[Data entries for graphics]
──────────

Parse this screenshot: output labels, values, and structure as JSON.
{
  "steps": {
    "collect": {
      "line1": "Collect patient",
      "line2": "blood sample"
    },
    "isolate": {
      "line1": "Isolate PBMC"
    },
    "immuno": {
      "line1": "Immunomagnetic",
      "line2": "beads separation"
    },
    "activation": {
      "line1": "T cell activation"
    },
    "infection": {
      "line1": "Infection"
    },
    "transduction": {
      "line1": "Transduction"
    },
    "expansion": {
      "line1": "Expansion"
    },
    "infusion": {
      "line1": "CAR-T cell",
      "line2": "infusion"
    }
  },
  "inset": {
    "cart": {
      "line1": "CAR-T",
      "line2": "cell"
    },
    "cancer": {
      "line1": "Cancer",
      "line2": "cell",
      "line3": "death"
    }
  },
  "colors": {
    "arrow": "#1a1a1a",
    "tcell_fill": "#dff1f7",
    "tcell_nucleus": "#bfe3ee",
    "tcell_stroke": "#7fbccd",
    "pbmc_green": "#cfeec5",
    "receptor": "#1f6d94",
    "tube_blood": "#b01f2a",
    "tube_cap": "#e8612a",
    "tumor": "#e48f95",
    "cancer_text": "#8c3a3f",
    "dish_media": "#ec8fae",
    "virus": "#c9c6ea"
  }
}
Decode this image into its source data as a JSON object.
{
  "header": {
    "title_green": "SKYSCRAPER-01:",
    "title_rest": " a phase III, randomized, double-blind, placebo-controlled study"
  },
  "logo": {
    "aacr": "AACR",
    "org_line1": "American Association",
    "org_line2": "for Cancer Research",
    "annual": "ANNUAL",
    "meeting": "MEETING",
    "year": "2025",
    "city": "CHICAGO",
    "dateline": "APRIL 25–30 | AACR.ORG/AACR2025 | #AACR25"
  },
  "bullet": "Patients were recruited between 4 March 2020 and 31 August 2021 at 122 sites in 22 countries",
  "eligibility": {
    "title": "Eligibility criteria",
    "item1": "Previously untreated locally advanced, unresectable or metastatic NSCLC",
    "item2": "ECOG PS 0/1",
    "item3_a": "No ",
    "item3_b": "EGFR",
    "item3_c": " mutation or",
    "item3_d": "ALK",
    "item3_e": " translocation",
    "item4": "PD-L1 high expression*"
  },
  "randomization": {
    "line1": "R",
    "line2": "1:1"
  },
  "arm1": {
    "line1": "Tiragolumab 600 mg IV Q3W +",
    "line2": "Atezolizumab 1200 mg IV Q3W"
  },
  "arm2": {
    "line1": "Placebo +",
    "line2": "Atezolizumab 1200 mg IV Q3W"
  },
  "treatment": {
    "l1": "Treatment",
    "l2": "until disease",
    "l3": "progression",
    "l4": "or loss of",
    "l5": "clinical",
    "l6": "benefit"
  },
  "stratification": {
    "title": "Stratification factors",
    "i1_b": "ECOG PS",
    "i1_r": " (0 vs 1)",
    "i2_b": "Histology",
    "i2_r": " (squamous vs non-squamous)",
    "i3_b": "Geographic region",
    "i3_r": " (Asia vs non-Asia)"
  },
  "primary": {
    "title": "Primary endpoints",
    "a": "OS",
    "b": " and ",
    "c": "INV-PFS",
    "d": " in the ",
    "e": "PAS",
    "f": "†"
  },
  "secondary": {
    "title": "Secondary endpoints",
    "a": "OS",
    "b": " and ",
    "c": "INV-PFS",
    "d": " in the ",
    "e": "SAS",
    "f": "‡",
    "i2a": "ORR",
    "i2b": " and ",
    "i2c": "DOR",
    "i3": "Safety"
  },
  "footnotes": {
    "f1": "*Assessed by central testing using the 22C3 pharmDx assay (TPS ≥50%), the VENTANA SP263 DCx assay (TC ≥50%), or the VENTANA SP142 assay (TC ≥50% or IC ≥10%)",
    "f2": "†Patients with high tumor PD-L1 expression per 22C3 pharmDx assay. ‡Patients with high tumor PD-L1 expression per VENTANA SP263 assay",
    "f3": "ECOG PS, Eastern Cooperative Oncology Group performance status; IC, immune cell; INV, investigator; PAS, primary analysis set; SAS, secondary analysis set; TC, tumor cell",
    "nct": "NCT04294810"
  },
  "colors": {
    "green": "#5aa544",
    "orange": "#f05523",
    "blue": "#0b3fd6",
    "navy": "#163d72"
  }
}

──────────

**Exercise prompt**
If a line of the entries contains the string "JSON", it counts; report how many such lines there are, as a bare number.

**Task output**
2